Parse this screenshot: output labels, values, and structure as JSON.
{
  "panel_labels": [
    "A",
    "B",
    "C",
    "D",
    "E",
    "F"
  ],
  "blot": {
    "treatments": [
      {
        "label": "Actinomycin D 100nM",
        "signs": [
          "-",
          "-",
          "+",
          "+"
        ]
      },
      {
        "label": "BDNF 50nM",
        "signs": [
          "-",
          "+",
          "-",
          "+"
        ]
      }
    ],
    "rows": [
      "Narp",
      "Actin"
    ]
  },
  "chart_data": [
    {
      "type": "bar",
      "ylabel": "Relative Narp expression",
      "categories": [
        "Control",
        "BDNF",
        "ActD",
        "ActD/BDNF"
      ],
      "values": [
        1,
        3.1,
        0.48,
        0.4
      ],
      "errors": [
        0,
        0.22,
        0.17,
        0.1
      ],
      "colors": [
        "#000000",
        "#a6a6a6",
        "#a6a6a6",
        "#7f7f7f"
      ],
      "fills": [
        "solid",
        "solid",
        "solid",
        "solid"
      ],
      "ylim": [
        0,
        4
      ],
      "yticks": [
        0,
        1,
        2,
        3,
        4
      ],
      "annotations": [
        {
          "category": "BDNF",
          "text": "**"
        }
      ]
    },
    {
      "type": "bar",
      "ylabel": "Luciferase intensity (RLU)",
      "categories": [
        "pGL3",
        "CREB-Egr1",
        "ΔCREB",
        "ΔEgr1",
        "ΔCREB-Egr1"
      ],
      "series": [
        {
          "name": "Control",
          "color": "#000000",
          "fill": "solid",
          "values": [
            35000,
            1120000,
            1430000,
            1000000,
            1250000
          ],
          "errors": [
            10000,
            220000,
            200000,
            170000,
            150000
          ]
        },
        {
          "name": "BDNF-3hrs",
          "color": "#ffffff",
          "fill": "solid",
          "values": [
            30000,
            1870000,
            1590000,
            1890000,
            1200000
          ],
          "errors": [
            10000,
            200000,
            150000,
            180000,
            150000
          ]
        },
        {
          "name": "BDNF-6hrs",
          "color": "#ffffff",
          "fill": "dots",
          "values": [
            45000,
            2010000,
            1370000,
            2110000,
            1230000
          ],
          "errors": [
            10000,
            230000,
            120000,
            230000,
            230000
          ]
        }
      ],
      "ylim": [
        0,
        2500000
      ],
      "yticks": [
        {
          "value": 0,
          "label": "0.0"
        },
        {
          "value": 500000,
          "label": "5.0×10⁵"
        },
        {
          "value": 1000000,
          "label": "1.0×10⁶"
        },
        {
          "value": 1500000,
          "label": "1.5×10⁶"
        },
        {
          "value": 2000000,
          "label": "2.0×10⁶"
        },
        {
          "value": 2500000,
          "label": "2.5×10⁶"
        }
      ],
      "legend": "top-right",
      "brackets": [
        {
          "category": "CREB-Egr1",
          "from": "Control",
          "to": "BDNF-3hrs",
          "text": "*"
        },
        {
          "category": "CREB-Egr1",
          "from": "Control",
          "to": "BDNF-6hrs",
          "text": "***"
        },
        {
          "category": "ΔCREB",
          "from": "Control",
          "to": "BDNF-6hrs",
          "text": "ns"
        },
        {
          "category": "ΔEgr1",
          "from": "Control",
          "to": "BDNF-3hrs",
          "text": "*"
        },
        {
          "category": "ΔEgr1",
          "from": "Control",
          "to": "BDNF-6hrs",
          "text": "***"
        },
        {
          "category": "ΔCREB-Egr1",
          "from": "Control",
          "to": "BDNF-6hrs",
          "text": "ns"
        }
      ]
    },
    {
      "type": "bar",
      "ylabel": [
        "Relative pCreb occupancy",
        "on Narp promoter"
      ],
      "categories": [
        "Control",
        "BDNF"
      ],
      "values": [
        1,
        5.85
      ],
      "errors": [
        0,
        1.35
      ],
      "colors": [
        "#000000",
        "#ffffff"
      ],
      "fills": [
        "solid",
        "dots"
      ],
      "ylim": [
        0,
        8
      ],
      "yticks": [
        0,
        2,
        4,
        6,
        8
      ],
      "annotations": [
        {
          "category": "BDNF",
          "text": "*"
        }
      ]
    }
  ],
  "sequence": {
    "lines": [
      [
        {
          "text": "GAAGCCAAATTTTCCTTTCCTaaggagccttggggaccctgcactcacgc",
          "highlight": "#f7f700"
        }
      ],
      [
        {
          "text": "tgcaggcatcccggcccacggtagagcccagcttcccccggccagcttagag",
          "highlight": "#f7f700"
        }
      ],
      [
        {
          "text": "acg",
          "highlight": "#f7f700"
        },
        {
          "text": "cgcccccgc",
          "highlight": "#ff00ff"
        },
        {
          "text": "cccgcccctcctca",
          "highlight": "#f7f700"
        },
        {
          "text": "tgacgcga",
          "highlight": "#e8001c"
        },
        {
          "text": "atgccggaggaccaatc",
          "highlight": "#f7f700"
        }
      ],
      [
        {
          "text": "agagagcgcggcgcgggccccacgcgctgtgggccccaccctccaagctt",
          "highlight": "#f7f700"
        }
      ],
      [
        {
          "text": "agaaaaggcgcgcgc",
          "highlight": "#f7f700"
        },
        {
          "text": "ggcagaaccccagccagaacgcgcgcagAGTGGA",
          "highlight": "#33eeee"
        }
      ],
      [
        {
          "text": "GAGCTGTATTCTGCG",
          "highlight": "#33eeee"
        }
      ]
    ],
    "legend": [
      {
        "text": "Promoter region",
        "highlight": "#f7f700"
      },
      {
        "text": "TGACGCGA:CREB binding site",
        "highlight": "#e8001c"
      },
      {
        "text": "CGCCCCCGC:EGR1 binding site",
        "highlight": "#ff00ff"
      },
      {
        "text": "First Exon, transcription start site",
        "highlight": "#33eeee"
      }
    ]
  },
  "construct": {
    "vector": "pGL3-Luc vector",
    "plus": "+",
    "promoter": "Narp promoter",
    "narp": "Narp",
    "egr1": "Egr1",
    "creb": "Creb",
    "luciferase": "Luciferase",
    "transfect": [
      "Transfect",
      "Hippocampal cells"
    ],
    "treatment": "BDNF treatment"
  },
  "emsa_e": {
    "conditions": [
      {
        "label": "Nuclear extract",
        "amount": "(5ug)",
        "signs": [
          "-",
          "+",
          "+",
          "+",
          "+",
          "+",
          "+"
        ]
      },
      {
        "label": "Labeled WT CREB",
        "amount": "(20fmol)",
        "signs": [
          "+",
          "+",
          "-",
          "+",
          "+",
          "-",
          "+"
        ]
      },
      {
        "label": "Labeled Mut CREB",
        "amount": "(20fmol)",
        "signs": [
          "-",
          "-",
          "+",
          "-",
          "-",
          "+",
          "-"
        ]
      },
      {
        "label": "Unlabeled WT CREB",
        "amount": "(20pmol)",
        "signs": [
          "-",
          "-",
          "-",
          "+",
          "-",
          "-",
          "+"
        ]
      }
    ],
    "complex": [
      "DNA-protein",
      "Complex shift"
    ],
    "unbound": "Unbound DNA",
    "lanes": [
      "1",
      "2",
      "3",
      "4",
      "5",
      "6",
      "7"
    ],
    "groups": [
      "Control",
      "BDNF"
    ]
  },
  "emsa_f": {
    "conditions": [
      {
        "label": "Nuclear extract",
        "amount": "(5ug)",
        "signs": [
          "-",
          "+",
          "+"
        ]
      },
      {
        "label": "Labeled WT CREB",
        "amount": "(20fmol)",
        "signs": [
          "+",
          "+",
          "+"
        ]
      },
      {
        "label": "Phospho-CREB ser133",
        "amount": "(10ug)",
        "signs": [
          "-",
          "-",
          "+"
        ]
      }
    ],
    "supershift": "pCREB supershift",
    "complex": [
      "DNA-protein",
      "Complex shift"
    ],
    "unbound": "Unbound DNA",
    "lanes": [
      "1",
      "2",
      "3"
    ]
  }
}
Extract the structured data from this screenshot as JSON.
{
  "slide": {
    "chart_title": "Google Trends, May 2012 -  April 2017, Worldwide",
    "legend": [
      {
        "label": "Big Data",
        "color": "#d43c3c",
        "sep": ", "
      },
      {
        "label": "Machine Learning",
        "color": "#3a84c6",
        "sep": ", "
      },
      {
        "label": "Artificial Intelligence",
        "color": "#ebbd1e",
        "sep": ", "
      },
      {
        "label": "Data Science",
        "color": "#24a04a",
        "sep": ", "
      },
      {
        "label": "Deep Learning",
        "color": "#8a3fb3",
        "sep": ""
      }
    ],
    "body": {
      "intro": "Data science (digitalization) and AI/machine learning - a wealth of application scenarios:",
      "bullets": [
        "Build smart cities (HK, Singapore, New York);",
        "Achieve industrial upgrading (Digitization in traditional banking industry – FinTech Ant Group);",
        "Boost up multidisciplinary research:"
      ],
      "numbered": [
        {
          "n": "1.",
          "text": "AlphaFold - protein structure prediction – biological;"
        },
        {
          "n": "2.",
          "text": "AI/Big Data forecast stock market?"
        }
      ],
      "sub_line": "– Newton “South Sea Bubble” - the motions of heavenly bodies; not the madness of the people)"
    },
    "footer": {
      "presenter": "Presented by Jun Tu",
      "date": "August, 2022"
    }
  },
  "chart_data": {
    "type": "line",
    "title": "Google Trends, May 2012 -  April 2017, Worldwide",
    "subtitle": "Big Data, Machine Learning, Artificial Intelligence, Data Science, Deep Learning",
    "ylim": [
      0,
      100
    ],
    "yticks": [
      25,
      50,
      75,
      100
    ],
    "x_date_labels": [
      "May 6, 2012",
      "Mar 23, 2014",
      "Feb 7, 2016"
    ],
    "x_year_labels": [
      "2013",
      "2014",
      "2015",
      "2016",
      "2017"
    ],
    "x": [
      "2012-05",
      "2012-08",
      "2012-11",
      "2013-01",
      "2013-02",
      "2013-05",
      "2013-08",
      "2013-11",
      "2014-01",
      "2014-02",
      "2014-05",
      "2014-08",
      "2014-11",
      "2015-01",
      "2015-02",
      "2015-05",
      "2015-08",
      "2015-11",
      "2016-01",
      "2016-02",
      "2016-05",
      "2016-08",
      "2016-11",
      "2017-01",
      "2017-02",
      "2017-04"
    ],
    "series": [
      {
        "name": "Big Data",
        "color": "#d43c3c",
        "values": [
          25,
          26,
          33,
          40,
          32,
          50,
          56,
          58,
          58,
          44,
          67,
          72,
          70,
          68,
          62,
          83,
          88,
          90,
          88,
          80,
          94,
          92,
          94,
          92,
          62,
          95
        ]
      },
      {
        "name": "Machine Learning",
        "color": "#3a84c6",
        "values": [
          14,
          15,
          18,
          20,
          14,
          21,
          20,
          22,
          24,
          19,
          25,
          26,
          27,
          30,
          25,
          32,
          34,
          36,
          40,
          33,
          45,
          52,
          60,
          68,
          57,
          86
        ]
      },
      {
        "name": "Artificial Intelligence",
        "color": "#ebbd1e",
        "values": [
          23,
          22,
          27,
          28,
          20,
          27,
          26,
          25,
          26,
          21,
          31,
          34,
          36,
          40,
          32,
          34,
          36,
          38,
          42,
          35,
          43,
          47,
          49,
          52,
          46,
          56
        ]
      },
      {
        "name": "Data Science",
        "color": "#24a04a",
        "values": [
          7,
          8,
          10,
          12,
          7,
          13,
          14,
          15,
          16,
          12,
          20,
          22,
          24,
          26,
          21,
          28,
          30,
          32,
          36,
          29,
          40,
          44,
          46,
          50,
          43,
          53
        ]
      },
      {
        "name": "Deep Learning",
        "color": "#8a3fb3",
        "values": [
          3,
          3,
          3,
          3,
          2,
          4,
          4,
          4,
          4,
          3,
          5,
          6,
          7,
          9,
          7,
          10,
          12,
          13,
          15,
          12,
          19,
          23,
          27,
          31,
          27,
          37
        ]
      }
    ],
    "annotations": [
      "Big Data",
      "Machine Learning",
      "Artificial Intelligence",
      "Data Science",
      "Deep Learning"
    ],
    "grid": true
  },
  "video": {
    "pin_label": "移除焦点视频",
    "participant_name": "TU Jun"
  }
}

━━━━━━━━━━━━━━━━━━━━

» **Work to complete**
Pull every line containing the word "Deep" out of the material and copy it.

» **Answer to the problem**
        "label": "Deep Learning",
    "subtitle": "Big Data, Machine Learning, Artificial Intelligence, Data Science, Deep Learning",
        "name": "Deep Learning",
      "Deep Learning"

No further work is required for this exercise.